Written task. Using the listing below, select the lines with the word "name" and copy them.

Input records.
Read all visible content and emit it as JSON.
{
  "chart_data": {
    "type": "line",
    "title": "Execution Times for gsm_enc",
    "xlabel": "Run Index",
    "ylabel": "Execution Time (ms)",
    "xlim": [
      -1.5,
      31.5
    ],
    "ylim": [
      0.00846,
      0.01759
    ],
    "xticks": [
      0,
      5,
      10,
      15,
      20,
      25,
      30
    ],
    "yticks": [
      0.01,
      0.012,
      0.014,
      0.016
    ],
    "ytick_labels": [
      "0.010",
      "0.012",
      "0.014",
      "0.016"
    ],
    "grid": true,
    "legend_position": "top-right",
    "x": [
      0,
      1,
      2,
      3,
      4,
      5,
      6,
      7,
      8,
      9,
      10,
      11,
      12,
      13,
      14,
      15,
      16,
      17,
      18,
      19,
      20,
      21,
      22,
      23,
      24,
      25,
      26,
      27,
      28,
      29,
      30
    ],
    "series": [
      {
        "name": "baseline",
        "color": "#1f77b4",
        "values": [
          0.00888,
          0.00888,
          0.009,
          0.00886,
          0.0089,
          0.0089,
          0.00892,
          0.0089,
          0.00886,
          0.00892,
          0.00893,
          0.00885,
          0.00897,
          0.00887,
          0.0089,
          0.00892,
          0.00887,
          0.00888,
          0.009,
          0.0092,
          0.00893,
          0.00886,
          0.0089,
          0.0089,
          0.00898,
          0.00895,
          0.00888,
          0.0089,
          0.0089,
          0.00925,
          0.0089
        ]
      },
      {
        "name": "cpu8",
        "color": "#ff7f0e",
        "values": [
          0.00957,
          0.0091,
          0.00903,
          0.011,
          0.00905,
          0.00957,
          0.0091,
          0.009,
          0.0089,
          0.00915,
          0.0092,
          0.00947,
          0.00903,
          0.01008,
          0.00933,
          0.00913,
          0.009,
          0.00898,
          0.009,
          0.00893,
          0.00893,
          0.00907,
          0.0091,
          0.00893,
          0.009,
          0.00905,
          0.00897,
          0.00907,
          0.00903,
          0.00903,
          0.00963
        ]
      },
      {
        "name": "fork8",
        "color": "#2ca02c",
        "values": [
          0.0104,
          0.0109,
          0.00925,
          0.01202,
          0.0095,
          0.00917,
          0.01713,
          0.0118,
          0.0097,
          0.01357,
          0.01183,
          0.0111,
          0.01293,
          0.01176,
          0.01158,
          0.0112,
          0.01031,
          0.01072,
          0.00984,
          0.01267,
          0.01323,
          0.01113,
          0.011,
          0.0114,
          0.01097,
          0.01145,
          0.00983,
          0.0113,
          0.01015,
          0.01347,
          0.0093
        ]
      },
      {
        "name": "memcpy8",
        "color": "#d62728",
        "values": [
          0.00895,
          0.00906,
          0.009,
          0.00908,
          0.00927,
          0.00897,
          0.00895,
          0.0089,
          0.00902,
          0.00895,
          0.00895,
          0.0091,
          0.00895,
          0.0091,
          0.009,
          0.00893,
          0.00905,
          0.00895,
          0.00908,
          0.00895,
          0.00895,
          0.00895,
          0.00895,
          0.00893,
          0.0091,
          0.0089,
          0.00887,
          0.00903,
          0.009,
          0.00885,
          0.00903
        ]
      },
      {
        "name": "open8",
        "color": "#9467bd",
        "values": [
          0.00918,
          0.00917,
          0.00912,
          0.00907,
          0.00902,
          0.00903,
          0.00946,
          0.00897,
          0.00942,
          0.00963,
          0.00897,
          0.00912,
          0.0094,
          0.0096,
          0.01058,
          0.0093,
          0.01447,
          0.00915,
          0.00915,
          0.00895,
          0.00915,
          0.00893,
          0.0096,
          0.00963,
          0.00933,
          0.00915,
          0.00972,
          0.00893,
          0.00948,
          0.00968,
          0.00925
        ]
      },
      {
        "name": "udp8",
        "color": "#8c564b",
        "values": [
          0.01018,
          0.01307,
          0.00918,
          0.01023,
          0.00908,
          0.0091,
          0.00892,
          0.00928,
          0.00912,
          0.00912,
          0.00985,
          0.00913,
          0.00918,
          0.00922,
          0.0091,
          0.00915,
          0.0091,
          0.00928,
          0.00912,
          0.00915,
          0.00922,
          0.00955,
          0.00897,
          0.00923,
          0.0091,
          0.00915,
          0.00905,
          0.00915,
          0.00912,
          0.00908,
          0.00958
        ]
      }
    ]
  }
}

Solution to the exercise.
        "name": "baseline",
        "name": "cpu8",
        "name": "fork8",
        "name": "memcpy8",
        "name": "open8",
        "name": "udp8",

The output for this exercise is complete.